● What needs to be done: For each line in the data below that holds "Plants", return a copy.

● Data records:

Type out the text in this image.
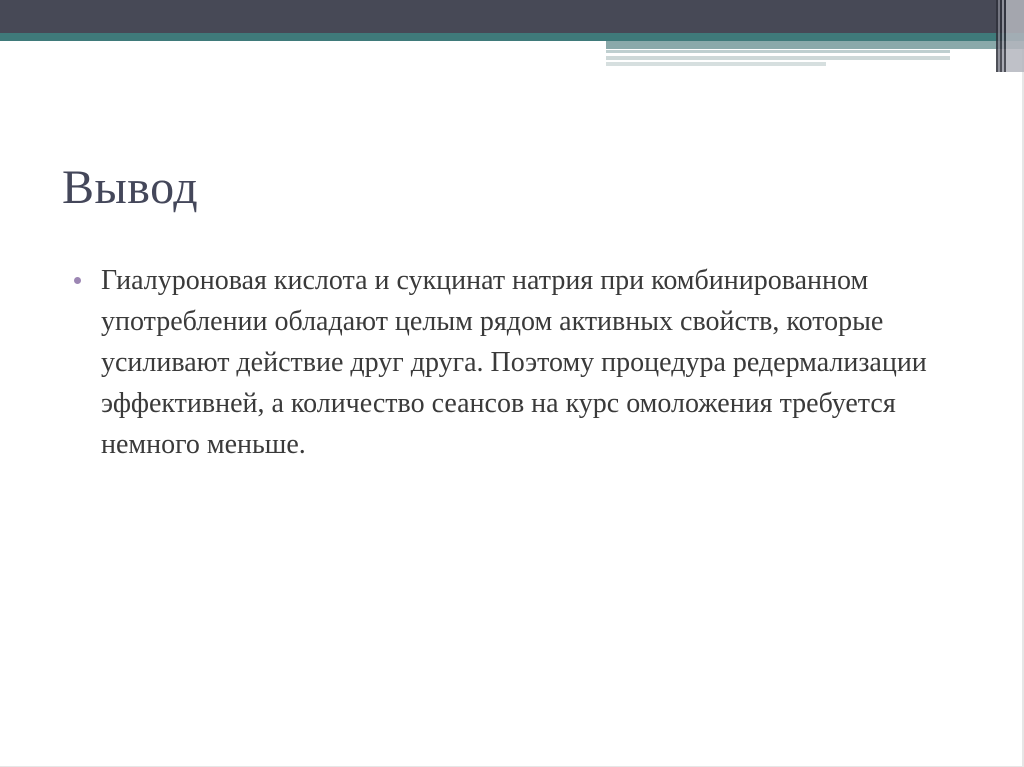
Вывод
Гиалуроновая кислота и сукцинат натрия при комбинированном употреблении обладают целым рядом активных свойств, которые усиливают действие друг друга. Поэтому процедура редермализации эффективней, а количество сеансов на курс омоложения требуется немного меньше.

...

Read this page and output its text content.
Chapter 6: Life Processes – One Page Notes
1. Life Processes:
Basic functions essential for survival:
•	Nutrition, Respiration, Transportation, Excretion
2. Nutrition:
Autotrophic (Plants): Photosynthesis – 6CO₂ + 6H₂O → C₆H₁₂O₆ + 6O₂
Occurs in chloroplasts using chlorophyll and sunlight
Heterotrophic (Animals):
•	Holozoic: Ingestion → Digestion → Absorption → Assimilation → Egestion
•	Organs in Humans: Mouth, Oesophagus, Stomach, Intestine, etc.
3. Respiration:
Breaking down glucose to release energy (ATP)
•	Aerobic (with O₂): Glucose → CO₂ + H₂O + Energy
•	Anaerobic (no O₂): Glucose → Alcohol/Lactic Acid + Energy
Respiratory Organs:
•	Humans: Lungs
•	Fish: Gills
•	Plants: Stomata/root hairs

● Response:
Autotrophic (Plants): Photosynthesis – 6CO₂ + 6H₂O → C₆H₁₂O₆ + 6O₂
•	Plants: Stomata/root hairs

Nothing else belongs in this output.